(Dataset records on visual material)
■ ■ ■ ■ ■

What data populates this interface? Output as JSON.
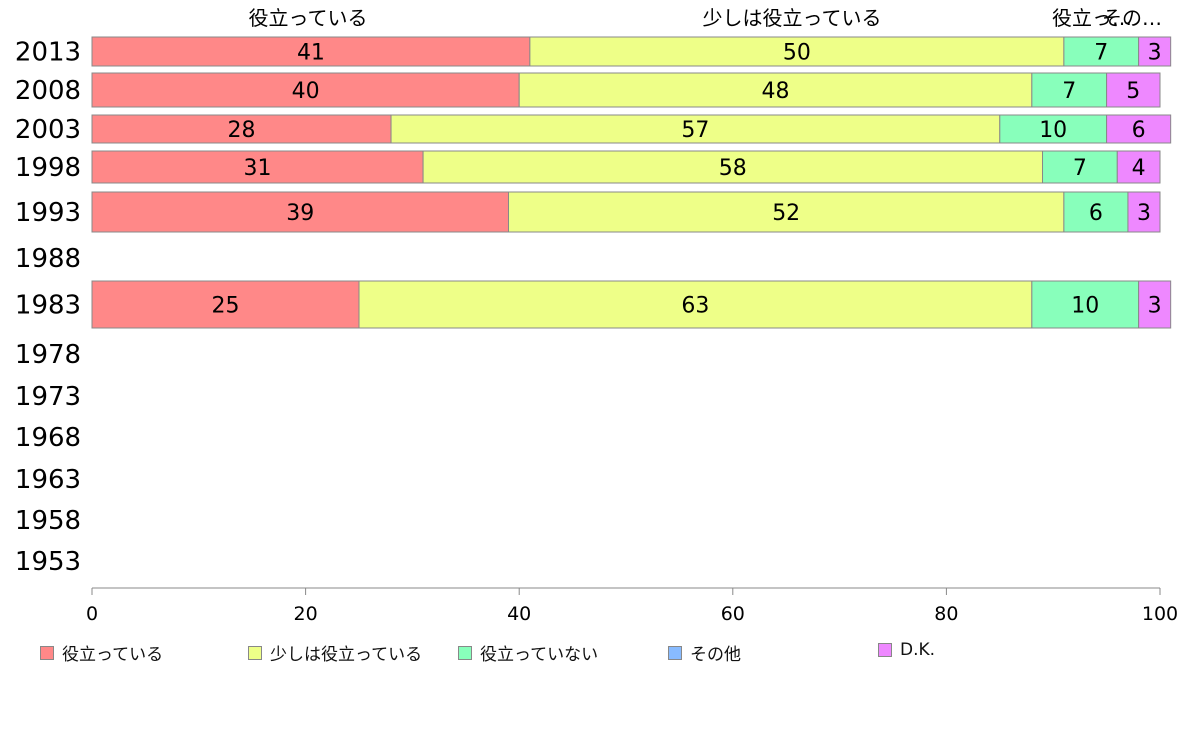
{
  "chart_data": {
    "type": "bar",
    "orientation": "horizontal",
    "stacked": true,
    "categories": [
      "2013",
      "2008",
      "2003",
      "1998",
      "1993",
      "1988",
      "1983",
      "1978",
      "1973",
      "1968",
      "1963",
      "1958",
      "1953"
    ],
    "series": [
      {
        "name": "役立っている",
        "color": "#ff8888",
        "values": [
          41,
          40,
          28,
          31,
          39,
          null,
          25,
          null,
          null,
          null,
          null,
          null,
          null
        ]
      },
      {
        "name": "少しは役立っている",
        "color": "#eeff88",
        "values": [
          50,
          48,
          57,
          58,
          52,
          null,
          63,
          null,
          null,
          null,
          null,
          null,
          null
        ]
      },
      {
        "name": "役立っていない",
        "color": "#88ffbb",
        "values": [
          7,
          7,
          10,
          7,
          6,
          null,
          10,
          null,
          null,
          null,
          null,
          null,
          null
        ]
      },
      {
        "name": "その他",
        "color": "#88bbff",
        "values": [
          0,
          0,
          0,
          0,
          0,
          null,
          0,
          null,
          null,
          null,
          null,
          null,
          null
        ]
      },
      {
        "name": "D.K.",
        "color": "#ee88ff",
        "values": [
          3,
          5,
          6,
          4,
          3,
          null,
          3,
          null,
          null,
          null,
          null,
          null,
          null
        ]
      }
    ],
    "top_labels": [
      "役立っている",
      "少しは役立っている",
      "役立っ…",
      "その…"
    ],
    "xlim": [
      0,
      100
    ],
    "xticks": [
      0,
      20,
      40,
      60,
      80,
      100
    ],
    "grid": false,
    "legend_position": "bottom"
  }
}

■ ■ ■ ■ ■

### Problem to work on
Images must not appear in the copy; reproduce everything else in the records verbatim.

### Response to this exercise
What data populates this interface? Output as JSON.
{
  "chart_data": {
    "type": "bar",
    "orientation": "horizontal",
    "stacked": true,
    "categories": [
      "2013",
      "2008",
      "2003",
      "1998",
      "1993",
      "1988",
      "1983",
      "1978",
      "1973",
      "1968",
      "1963",
      "1958",
      "1953"
    ],
    "series": [
      {
        "name": "役立っている",
        "color": "#ff8888",
        "values": [
          41,
          40,
          28,
          31,
          39,
          null,
          25,
          null,
          null,
          null,
          null,
          null,
          null
        ]
      },
      {
        "name": "少しは役立っている",
        "color": "#eeff88",
        "values": [
          50,
          48,
          57,
          58,
          52,
          null,
          63,
          null,
          null,
          null,
          null,
          null,
          null
        ]
      },
      {
        "name": "役立っていない",
        "color": "#88ffbb",
        "values": [
          7,
          7,
          10,
          7,
          6,
          null,
          10,
          null,
          null,
          null,
          null,
          null,
          null
        ]
      },
      {
        "name": "その他",
        "color": "#88bbff",
        "values": [
          0,
          0,
          0,
          0,
          0,
          null,
          0,
          null,
          null,
          null,
          null,
          null,
          null
        ]
      },
      {
        "name": "D.K.",
        "color": "#ee88ff",
        "values": [
          3,
          5,
          6,
          4,
          3,
          null,
          3,
          null,
          null,
          null,
          null,
          null,
          null
        ]
      }
    ],
    "top_labels": [
      "役立っている",
      "少しは役立っている",
      "役立っ…",
      "その…"
    ],
    "xlim": [
      0,
      100
    ],
    "xticks": [
      0,
      20,
      40,
      60,
      80,
      100
    ],
    "grid": false,
    "legend_position": "bottom"
  }
}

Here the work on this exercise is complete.